***** Records for the exercise *****

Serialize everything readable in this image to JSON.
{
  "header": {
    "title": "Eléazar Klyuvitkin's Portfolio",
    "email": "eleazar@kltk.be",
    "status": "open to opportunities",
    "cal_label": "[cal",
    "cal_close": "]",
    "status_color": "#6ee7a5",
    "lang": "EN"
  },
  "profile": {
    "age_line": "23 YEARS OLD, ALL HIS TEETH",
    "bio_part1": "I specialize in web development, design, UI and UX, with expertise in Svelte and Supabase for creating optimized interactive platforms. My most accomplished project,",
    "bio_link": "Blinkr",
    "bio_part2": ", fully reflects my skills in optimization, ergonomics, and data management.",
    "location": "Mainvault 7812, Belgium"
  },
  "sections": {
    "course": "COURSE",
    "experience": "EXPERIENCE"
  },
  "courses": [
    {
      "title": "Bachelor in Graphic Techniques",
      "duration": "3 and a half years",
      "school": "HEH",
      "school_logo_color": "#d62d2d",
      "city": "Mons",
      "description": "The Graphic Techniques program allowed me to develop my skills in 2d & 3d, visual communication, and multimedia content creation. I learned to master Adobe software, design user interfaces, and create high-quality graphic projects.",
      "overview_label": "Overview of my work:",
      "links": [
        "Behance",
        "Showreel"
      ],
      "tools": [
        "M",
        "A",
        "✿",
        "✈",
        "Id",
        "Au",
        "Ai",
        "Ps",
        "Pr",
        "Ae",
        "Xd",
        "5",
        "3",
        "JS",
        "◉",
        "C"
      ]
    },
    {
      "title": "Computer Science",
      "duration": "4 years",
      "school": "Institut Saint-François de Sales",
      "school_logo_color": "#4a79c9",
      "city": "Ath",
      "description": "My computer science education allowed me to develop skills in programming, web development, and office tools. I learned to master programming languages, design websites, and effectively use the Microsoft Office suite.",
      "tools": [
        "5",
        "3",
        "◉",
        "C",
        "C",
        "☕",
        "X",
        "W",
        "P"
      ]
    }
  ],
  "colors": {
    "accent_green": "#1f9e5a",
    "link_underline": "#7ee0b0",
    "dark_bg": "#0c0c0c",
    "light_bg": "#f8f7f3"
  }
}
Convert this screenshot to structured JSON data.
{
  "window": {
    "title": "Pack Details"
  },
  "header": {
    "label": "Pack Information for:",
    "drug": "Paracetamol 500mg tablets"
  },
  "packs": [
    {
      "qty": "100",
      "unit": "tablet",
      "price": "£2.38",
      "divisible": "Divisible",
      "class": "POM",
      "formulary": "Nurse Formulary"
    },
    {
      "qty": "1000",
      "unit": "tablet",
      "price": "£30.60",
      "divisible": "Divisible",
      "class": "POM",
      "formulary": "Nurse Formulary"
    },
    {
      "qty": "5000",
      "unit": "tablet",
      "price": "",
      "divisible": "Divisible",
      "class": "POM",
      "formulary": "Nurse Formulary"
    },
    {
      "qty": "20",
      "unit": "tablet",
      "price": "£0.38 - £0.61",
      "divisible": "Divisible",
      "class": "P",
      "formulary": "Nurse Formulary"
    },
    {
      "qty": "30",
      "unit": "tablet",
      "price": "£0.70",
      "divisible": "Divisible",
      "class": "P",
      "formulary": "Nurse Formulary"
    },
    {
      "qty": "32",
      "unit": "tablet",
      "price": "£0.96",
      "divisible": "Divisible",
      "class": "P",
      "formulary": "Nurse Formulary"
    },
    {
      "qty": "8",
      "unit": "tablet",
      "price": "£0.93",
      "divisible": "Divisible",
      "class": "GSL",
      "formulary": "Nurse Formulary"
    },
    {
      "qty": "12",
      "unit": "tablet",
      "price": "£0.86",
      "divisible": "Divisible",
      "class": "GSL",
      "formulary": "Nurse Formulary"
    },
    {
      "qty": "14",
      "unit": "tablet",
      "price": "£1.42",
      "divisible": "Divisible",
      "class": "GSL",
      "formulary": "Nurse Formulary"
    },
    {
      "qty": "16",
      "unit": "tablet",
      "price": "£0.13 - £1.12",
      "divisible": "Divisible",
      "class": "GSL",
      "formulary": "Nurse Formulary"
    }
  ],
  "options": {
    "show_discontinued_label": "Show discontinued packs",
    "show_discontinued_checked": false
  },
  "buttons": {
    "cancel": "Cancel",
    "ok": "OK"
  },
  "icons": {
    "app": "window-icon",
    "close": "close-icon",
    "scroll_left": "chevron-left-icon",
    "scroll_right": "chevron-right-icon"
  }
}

*****

▶ _Challenge_: Copy all lines in the listing above where the string "this" appears.

▶ _The response_:
Serialize everything readable in this image to JSON.
Convert this screenshot to structured JSON data.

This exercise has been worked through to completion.